● **Task requirements**
Can you reproduce the listing verbatim, beginning at its very first line and stopping after the line that contains "node-teaching-reputation xyxy=(193,8,203,53)"?

--- Start Exercise material ---

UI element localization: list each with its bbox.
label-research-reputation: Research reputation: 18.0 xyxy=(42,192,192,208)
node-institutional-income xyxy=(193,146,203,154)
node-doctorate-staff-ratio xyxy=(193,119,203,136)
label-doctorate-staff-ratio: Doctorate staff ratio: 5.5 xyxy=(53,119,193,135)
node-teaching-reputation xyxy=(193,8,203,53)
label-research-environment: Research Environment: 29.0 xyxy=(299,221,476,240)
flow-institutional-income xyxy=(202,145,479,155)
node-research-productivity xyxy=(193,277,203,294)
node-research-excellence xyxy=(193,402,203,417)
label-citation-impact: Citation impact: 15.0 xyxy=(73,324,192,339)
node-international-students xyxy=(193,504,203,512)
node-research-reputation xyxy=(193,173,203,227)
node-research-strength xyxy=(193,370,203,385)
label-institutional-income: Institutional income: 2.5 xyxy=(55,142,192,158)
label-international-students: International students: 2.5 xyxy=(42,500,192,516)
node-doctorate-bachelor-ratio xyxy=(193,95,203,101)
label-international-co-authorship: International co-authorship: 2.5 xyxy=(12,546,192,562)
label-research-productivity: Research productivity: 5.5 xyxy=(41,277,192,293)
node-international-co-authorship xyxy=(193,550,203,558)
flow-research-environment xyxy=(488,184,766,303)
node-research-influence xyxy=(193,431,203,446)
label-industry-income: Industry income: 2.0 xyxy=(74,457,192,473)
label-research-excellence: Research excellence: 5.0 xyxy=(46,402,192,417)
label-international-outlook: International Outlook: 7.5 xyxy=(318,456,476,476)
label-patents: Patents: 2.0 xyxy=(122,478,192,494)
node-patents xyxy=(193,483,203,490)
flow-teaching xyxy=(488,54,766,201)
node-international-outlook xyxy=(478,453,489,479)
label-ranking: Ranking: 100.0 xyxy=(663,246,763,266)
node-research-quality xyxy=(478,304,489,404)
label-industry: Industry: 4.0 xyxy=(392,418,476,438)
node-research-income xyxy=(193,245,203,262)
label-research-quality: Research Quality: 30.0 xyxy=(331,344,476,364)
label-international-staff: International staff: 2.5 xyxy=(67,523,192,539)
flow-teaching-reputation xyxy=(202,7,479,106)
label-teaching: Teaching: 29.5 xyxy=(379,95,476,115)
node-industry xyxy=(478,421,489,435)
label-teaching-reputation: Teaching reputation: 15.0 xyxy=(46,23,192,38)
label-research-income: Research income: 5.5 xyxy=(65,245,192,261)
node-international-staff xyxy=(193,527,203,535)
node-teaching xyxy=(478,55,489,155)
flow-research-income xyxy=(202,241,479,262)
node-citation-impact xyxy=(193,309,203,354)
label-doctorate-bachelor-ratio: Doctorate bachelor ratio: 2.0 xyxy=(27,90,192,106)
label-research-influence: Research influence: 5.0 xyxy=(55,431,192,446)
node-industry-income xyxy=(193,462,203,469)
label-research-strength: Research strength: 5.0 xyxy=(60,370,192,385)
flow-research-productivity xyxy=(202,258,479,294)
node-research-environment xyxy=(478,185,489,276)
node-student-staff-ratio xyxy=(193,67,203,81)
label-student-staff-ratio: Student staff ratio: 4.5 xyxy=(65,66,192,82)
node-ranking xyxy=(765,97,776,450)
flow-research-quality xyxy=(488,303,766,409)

--- End Exercise material ---

● **Task answer**
UI element localization: list each with its bbox.
label-research-reputation: Research reputation: 18.0 xyxy=(42,192,192,208)
node-institutional-income xyxy=(193,146,203,154)
node-doctorate-staff-ratio xyxy=(193,119,203,136)
label-doctorate-staff-ratio: Doctorate staff ratio: 5.5 xyxy=(53,119,193,135)
node-teaching-reputation xyxy=(193,8,203,53)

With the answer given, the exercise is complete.